== Request ==
Put every row from the first one down to the row containing "x-tick-label: 20: [285, 320, 298, 332]", both included, into a Markdown table with the columns Line No. and Entry, numbering each row and leaving out blank lines.

== Records supplied ==

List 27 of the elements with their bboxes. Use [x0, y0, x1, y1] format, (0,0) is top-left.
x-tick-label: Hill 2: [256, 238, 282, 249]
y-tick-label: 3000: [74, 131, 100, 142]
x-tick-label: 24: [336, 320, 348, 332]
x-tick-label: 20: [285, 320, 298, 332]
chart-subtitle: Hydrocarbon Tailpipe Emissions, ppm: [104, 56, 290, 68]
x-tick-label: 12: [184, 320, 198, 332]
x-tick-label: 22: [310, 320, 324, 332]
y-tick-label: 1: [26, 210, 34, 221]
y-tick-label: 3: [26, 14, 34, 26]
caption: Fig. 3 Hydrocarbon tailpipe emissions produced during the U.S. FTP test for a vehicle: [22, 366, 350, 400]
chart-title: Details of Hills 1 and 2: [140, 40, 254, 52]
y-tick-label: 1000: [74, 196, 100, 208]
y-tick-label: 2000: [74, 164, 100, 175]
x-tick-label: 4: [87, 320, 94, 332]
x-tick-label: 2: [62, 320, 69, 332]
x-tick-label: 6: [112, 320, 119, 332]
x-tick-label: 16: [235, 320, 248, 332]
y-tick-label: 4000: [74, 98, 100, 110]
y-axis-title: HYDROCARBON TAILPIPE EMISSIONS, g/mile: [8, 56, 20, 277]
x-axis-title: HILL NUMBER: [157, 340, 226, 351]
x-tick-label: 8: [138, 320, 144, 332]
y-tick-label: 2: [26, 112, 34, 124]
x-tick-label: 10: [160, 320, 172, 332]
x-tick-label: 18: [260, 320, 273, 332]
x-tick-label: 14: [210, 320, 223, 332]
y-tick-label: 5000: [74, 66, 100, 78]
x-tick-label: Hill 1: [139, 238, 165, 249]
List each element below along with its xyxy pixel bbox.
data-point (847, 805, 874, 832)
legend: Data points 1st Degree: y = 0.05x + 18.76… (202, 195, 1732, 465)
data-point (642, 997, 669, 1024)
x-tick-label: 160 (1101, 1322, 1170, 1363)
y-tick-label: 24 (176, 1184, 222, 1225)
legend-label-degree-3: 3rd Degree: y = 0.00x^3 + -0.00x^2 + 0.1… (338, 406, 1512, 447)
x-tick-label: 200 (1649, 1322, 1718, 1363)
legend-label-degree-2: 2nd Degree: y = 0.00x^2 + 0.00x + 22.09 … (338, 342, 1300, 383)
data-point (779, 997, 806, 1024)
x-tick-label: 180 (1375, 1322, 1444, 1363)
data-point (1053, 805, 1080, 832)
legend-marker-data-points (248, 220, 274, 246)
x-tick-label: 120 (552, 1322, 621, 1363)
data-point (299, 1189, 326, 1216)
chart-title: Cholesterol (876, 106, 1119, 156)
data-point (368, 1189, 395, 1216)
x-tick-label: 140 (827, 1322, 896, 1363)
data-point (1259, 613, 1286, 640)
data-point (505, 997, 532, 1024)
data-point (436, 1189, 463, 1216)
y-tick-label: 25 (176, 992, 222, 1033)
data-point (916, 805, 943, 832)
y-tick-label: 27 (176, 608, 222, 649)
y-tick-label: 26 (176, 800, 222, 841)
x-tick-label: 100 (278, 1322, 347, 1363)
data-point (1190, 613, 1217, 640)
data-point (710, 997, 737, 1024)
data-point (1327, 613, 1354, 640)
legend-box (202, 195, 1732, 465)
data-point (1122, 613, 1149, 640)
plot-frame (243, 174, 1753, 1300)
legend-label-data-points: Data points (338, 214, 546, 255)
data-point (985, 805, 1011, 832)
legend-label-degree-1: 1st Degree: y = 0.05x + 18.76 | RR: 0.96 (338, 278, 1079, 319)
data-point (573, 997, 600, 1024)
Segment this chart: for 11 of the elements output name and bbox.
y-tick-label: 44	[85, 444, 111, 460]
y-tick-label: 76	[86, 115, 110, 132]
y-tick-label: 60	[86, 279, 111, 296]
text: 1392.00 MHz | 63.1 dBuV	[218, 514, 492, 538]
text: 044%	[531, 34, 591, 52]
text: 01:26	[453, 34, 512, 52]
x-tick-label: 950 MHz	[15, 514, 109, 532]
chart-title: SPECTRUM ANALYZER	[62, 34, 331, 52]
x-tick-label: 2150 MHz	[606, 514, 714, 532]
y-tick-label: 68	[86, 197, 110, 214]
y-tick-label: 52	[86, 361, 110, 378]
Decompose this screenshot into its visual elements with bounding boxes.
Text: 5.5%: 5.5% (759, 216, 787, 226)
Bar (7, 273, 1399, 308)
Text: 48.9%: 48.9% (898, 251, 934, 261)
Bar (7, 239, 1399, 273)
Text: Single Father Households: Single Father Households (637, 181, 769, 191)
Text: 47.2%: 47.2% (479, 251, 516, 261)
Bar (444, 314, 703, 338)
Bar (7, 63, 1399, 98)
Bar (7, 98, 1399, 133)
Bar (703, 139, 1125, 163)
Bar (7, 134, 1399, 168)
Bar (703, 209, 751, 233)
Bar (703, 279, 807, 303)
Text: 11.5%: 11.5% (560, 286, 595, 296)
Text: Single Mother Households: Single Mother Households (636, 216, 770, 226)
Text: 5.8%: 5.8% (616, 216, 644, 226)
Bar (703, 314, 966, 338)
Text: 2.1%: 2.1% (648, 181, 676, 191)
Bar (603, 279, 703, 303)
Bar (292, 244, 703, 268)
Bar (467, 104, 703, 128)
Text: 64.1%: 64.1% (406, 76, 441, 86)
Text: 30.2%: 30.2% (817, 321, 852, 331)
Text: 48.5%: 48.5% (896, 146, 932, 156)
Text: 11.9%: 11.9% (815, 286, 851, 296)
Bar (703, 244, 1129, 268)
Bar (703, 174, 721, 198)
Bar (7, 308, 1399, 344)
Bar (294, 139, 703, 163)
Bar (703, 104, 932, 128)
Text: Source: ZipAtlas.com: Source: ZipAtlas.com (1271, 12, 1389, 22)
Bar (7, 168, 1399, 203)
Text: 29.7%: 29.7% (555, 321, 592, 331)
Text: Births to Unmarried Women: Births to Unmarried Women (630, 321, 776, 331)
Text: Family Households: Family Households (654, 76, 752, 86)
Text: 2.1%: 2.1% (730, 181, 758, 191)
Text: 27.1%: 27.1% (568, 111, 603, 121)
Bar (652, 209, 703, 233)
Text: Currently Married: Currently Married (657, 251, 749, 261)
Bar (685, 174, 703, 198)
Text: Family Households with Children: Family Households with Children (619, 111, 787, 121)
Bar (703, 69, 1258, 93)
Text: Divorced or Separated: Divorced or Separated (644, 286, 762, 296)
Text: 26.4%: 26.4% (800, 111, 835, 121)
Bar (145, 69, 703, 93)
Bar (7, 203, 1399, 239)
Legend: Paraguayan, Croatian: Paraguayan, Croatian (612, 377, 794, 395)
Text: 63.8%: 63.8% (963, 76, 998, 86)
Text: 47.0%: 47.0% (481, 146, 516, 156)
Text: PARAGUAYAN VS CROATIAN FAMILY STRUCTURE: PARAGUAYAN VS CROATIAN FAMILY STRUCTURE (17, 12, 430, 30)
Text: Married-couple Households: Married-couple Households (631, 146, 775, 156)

== In response ==
| Line No. | Entry |
|---|---|
| 1 | List 27 of the elements with their bboxes. Use [x0, y0, x1, y1] format, (0,0) is top-left. |
| 2 | x-tick-label: Hill 2: [256, 238, 282, 249] |
| 3 | y-tick-label: 3000: [74, 131, 100, 142] |
| 4 | x-tick-label: 24: [336, 320, 348, 332] |
| 5 | x-tick-label: 20: [285, 320, 298, 332] |